-- Begin Data listing --

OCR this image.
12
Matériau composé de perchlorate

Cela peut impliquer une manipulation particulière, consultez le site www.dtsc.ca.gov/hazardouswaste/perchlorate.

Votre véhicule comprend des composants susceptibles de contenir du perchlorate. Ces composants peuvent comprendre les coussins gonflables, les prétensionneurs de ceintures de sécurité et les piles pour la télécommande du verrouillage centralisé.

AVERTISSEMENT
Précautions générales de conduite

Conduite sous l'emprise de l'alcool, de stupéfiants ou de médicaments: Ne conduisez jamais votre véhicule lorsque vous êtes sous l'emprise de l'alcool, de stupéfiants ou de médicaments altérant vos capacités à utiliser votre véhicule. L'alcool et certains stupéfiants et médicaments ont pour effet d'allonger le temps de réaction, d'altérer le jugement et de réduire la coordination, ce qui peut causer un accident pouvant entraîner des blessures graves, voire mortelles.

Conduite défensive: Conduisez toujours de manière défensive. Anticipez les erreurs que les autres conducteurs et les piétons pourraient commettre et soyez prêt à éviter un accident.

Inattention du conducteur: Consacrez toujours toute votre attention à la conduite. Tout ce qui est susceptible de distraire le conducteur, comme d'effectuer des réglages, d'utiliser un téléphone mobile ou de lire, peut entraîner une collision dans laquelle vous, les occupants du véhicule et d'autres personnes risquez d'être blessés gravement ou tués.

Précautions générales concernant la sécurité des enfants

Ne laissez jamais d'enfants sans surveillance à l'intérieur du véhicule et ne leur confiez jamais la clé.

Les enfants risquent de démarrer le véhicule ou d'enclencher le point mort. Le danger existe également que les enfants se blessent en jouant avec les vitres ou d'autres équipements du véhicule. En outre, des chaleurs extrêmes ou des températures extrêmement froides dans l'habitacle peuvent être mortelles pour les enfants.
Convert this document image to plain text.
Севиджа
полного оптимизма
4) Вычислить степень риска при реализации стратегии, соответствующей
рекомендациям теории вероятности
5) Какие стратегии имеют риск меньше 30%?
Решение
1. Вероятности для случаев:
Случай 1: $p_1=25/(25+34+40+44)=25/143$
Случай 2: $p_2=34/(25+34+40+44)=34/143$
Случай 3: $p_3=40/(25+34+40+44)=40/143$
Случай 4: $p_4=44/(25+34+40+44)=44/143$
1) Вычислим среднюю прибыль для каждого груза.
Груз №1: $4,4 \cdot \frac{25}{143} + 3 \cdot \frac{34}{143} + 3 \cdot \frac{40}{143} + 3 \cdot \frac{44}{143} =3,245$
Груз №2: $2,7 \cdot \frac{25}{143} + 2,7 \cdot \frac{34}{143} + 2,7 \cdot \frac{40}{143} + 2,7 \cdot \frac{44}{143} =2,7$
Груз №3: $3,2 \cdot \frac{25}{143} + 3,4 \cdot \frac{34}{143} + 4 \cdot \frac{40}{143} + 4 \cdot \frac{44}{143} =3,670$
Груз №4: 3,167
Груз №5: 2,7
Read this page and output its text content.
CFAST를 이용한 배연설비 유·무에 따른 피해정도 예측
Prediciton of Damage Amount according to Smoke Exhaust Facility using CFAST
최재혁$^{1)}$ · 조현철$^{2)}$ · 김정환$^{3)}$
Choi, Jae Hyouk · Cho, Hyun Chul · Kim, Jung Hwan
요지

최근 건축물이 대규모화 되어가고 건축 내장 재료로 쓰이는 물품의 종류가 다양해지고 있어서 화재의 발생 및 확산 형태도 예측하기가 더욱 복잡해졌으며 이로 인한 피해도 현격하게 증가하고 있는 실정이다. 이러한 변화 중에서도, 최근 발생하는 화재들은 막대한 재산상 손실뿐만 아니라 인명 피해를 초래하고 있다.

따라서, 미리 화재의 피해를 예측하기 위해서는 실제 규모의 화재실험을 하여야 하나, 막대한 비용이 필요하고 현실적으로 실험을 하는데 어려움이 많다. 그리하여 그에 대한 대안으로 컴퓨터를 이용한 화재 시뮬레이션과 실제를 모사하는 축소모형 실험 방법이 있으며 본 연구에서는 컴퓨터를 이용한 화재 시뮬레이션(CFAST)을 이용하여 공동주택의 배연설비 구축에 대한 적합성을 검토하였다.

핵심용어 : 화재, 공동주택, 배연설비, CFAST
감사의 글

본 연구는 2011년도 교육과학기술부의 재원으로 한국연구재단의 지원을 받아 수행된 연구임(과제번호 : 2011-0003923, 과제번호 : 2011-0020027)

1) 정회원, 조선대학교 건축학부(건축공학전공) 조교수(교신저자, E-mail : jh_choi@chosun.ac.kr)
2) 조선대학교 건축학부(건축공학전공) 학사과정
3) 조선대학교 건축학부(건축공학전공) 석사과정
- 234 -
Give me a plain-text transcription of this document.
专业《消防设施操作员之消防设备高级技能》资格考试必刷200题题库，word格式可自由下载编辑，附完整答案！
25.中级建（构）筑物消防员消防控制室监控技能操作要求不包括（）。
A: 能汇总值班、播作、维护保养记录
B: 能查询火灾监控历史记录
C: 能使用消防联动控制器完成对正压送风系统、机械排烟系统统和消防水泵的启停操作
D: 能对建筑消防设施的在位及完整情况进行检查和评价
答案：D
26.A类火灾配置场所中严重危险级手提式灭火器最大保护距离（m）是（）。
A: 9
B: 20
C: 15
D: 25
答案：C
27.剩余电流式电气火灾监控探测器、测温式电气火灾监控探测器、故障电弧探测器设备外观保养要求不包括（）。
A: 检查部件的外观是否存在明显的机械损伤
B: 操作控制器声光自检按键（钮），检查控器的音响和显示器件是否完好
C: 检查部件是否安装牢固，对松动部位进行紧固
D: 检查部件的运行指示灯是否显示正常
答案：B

-- End Data listing --

**Exercise task**
Exactly repeat the lines from the line that contains "Give me a plain-text" to the end of the entries, both included, and leave out all other lines.

**Complete output**
Give me a plain-text transcription of this document.
专业《消防设施操作员之消防设备高级技能》资格考试必刷200题题库，word格式可自由下载编辑，附完整答案！
25.中级建（构）筑物消防员消防控制室监控技能操作要求不包括（）。
A: 能汇总值班、播作、维护保养记录
B: 能查询火灾监控历史记录
C: 能使用消防联动控制器完成对正压送风系统、机械排烟系统统和消防水泵的启停操作
D: 能对建筑消防设施的在位及完整情况进行检查和评价
答案：D
26.A类火灾配置场所中严重危险级手提式灭火器最大保护距离（m）是（）。
A: 9
B: 20
C: 15
D: 25
答案：C
27.剩余电流式电气火灾监控探测器、测温式电气火灾监控探测器、故障电弧探测器设备外观保养要求不包括（）。
A: 检查部件的外观是否存在明显的机械损伤
B: 操作控制器声光自检按键（钮），检查控器的音响和显示器件是否完好
C: 检查部件是否安装牢固，对松动部位进行紧固
D: 检查部件的运行指示灯是否显示正常
答案：B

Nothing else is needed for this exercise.